- _Extracted records_
◆ ◆ ◆ ◆ ◆ ◆ ◆

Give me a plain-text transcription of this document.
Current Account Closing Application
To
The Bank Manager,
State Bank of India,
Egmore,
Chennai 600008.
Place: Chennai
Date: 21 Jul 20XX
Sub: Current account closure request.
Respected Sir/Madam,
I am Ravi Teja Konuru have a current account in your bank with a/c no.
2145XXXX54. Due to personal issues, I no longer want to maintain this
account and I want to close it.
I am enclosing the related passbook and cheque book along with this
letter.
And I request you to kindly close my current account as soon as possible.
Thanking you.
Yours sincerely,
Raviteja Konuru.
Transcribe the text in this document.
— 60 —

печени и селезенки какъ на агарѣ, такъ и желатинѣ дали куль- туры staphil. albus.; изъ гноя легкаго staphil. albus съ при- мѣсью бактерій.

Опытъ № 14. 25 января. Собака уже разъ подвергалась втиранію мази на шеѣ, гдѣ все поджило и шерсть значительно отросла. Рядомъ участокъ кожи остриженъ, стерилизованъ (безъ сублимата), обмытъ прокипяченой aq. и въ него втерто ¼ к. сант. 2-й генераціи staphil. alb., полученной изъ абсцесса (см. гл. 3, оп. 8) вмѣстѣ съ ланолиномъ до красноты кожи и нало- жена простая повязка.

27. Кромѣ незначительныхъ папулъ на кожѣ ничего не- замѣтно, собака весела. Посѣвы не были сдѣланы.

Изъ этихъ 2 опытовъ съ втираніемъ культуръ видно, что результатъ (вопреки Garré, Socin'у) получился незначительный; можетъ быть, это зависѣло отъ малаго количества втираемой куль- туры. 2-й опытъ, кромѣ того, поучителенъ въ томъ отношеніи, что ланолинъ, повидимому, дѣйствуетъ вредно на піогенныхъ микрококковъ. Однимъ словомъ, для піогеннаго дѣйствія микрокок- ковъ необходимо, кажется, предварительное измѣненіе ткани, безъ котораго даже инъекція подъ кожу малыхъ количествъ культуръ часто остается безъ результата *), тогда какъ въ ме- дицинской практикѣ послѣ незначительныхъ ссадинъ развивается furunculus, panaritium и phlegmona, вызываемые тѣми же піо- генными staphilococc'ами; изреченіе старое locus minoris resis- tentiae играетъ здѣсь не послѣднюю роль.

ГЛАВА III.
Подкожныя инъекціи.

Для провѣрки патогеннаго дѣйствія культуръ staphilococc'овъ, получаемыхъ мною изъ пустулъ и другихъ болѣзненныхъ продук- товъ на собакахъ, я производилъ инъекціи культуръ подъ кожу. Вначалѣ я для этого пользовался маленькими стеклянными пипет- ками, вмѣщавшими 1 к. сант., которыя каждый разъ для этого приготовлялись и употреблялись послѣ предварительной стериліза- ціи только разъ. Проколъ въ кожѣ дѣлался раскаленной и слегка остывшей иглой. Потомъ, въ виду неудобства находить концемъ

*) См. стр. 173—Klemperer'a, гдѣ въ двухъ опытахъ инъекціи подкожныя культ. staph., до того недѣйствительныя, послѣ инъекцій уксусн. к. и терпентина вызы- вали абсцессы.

◆ ◆ ◆ ◆ ◆ ◆ ◆

- _Objective_
Give the entries once more, exactly as they appear.

- _Response below_
Give me a plain-text transcription of this document.
Current Account Closing Application
To
The Bank Manager,
State Bank of India,
Egmore,
Chennai 600008.
Place: Chennai
Date: 21 Jul 20XX
Sub: Current account closure request.
Respected Sir/Madam,
I am Ravi Teja Konuru have a current account in your bank with a/c no.
2145XXXX54. Due to personal issues, I no longer want to maintain this
account and I want to close it.
I am enclosing the related passbook and cheque book along with this
letter.
And I request you to kindly close my current account as soon as possible.
Thanking you.
Yours sincerely,
Raviteja Konuru.
Transcribe the text in this document.
— 60 —

печени и селезенки какъ на агарѣ, такъ и желатинѣ дали куль- туры staphil. albus.; изъ гноя легкаго staphil. albus съ при- мѣсью бактерій.

Опытъ № 14. 25 января. Собака уже разъ подвергалась втиранію мази на шеѣ, гдѣ все поджило и шерсть значительно отросла. Рядомъ участокъ кожи остриженъ, стерилизованъ (безъ сублимата), обмытъ прокипяченой aq. и въ него втерто ¼ к. сант. 2-й генераціи staphil. alb., полученной изъ абсцесса (см. гл. 3, оп. 8) вмѣстѣ съ ланолиномъ до красноты кожи и нало- жена простая повязка.

27. Кромѣ незначительныхъ папулъ на кожѣ ничего не- замѣтно, собака весела. Посѣвы не были сдѣланы.

Изъ этихъ 2 опытовъ съ втираніемъ культуръ видно, что результатъ (вопреки Garré, Socin'у) получился незначительный; можетъ быть, это зависѣло отъ малаго количества втираемой куль- туры. 2-й опытъ, кромѣ того, поучителенъ въ томъ отношеніи, что ланолинъ, повидимому, дѣйствуетъ вредно на піогенныхъ микрококковъ. Однимъ словомъ, для піогеннаго дѣйствія микрокок- ковъ необходимо, кажется, предварительное измѣненіе ткани, безъ котораго даже инъекція подъ кожу малыхъ количествъ культуръ часто остается безъ результата *), тогда какъ въ ме- дицинской практикѣ послѣ незначительныхъ ссадинъ развивается furunculus, panaritium и phlegmona, вызываемые тѣми же піо- генными staphilococc'ами; изреченіе старое locus minoris resis- tentiae играетъ здѣсь не послѣднюю роль.

ГЛАВА III.
Подкожныя инъекціи.

Для провѣрки патогеннаго дѣйствія культуръ staphilococc'овъ, получаемыхъ мною изъ пустулъ и другихъ болѣзненныхъ продук- товъ на собакахъ, я производилъ инъекціи культуръ подъ кожу. Вначалѣ я для этого пользовался маленькими стеклянными пипет- ками, вмѣщавшими 1 к. сант., которыя каждый разъ для этого приготовлялись и употреблялись послѣ предварительной стериліза- ціи только разъ. Проколъ въ кожѣ дѣлался раскаленной и слегка остывшей иглой. Потомъ, въ виду неудобства находить концемъ

*) См. стр. 173—Klemperer'a, гдѣ въ двухъ опытахъ инъекціи подкожныя культ. staph., до того недѣйствительныя, послѣ инъекцій уксусн. к. и терпентина вызы- вали абсцессы.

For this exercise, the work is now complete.